[Start]

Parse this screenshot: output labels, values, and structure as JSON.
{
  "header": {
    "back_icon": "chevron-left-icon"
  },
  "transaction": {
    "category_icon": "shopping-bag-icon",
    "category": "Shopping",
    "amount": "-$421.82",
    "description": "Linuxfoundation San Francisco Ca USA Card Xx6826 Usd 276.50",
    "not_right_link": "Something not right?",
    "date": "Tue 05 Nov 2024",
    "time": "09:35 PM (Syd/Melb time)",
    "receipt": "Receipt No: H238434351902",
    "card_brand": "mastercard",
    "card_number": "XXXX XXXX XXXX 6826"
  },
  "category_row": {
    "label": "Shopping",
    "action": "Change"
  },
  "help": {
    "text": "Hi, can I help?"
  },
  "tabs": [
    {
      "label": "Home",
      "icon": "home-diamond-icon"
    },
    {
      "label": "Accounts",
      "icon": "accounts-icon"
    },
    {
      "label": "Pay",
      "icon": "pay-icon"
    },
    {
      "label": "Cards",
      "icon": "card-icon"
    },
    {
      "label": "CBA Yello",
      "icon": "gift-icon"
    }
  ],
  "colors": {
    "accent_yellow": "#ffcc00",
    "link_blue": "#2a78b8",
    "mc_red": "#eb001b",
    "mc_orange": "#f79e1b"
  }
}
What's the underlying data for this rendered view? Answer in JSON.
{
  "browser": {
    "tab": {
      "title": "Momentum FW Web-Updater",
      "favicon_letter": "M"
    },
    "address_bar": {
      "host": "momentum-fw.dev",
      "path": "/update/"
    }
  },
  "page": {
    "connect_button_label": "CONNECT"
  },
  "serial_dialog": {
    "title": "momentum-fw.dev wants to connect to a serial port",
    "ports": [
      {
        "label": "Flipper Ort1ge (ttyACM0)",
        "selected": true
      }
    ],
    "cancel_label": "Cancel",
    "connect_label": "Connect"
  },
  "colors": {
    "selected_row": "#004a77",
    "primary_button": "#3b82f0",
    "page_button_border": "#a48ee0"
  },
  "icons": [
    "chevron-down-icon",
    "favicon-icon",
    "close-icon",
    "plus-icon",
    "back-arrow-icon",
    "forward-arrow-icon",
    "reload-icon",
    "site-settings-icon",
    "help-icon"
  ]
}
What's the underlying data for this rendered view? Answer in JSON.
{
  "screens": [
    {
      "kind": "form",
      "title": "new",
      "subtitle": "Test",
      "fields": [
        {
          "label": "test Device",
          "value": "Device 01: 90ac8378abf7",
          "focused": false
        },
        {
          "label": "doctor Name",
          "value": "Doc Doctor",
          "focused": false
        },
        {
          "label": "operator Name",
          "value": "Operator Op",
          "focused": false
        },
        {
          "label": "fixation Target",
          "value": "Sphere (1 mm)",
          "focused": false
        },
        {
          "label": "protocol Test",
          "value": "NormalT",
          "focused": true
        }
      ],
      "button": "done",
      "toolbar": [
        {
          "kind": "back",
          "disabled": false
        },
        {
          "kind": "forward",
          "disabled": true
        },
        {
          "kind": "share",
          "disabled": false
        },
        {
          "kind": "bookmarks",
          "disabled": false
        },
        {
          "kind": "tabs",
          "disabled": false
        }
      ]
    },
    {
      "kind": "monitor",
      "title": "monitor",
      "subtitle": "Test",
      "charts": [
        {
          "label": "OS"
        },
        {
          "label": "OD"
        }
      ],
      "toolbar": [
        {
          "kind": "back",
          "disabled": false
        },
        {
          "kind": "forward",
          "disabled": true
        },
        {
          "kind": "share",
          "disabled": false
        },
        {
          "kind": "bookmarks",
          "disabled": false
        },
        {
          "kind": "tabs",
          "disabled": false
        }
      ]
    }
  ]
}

[End]

Reproduce all of the entries word for word.

• _The result_
Parse this screenshot: output labels, values, and structure as JSON.
{
  "header": {
    "back_icon": "chevron-left-icon"
  },
  "transaction": {
    "category_icon": "shopping-bag-icon",
    "category": "Shopping",
    "amount": "-$421.82",
    "description": "Linuxfoundation San Francisco Ca USA Card Xx6826 Usd 276.50",
    "not_right_link": "Something not right?",
    "date": "Tue 05 Nov 2024",
    "time": "09:35 PM (Syd/Melb time)",
    "receipt": "Receipt No: H238434351902",
    "card_brand": "mastercard",
    "card_number": "XXXX XXXX XXXX 6826"
  },
  "category_row": {
    "label": "Shopping",
    "action": "Change"
  },
  "help": {
    "text": "Hi, can I help?"
  },
  "tabs": [
    {
      "label": "Home",
      "icon": "home-diamond-icon"
    },
    {
      "label": "Accounts",
      "icon": "accounts-icon"
    },
    {
      "label": "Pay",
      "icon": "pay-icon"
    },
    {
      "label": "Cards",
      "icon": "card-icon"
    },
    {
      "label": "CBA Yello",
      "icon": "gift-icon"
    }
  ],
  "colors": {
    "accent_yellow": "#ffcc00",
    "link_blue": "#2a78b8",
    "mc_red": "#eb001b",
    "mc_orange": "#f79e1b"
  }
}
What's the underlying data for this rendered view? Answer in JSON.
{
  "browser": {
    "tab": {
      "title": "Momentum FW Web-Updater",
      "favicon_letter": "M"
    },
    "address_bar": {
      "host": "momentum-fw.dev",
      "path": "/update/"
    }
  },
  "page": {
    "connect_button_label": "CONNECT"
  },
  "serial_dialog": {
    "title": "momentum-fw.dev wants to connect to a serial port",
    "ports": [
      {
        "label": "Flipper Ort1ge (ttyACM0)",
        "selected": true
      }
    ],
    "cancel_label": "Cancel",
    "connect_label": "Connect"
  },
  "colors": {
    "selected_row": "#004a77",
    "primary_button": "#3b82f0",
    "page_button_border": "#a48ee0"
  },
  "icons": [
    "chevron-down-icon",
    "favicon-icon",
    "close-icon",
    "plus-icon",
    "back-arrow-icon",
    "forward-arrow-icon",
    "reload-icon",
    "site-settings-icon",
    "help-icon"
  ]
}
What's the underlying data for this rendered view? Answer in JSON.
{
  "screens": [
    {
      "kind": "form",
      "title": "new",
      "subtitle": "Test",
      "fields": [
        {
          "label": "test Device",
          "value": "Device 01: 90ac8378abf7",
          "focused": false
        },
        {
          "label": "doctor Name",
          "value": "Doc Doctor",
          "focused": false
        },
        {
          "label": "operator Name",
          "value": "Operator Op",
          "focused": false
        },
        {
          "label": "fixation Target",
          "value": "Sphere (1 mm)",
          "focused": false
        },
        {
          "label": "protocol Test",
          "value": "NormalT",
          "focused": true
        }
      ],
      "button": "done",
      "toolbar": [
        {
          "kind": "back",
          "disabled": false
        },
        {
          "kind": "forward",
          "disabled": true
        },
        {
          "kind": "share",
          "disabled": false
        },
        {
          "kind": "bookmarks",
          "disabled": false
        },
        {
          "kind": "tabs",
          "disabled": false
        }
      ]
    },
    {
      "kind": "monitor",
      "title": "monitor",
      "subtitle": "Test",
      "charts": [
        {
          "label": "OS"
        },
        {
          "label": "OD"
        }
      ],
      "toolbar": [
        {
          "kind": "back",
          "disabled": false
        },
        {
          "kind": "forward",
          "disabled": true
        },
        {
          "kind": "share",
          "disabled": false
        },
        {
          "kind": "bookmarks",
          "disabled": false
        },
        {
          "kind": "tabs",
          "disabled": false
        }
      ]
    }
  ]
}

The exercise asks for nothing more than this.